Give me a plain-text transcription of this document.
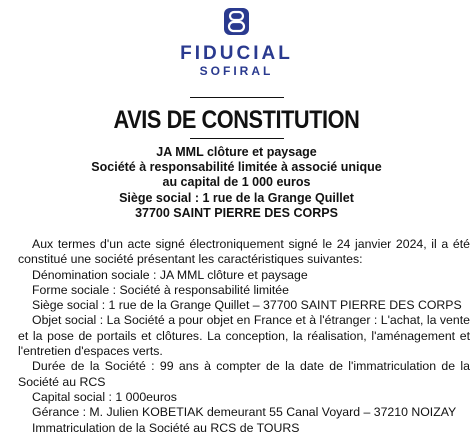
FIDUCIAL
SOFIRAL
AVIS DE CONSTITUTION
JA MML clôture et paysage
Société à responsabilité limitée à associé unique
au capital de 1 000 euros
Siège social : 1 rue de la Grange Quillet
37700 SAINT PIERRE DES CORPS
Aux termes d'un acte signé électroniquement signé le 24 janvier 2024, il a été constitué une société présentant les caractéristiques suivantes:
Dénomination sociale : JA MML clôture et paysage
Forme sociale : Société à responsabilité limitée
Siège social : 1 rue de la Grange Quillet – 37700 SAINT PIERRE DES CORPS
Objet social : La Société a pour objet en France et à l'étranger : L'achat, la vente et la pose de portails et clôtures. La conception, la réalisation, l'aménagement et l'entretien d'espaces verts.
Durée de la Société : 99 ans à compter de la date de l'immatriculation de la Société au RCS
Capital social : 1 000euros
Gérance : M. Julien KOBETIAK demeurant 55 Canal Voyard – 37210 NOIZAY
Immatriculation de la Société au RCS de TOURS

### PROBLEM DESCRIPTION
Go through the listing above and write it out again exactly, dropping the pictures.

### SOLUTION TO THIS TASK
Give me a plain-text transcription of this document.
FIDUCIAL
SOFIRAL
AVIS DE CONSTITUTION
JA MML clôture et paysage
Société à responsabilité limitée à associé unique
au capital de 1 000 euros
Siège social : 1 rue de la Grange Quillet
37700 SAINT PIERRE DES CORPS
Aux termes d'un acte signé électroniquement signé le 24 janvier 2024, il a été constitué une société présentant les caractéristiques suivantes:
Dénomination sociale : JA MML clôture et paysage
Forme sociale : Société à responsabilité limitée
Siège social : 1 rue de la Grange Quillet – 37700 SAINT PIERRE DES CORPS
Objet social : La Société a pour objet en France et à l'étranger : L'achat, la vente et la pose de portails et clôtures. La conception, la réalisation, l'aménagement et l'entretien d'espaces verts.
Durée de la Société : 99 ans à compter de la date de l'immatriculation de la Société au RCS
Capital social : 1 000euros
Gérance : M. Julien KOBETIAK demeurant 55 Canal Voyard – 37210 NOIZAY
Immatriculation de la Société au RCS de TOURS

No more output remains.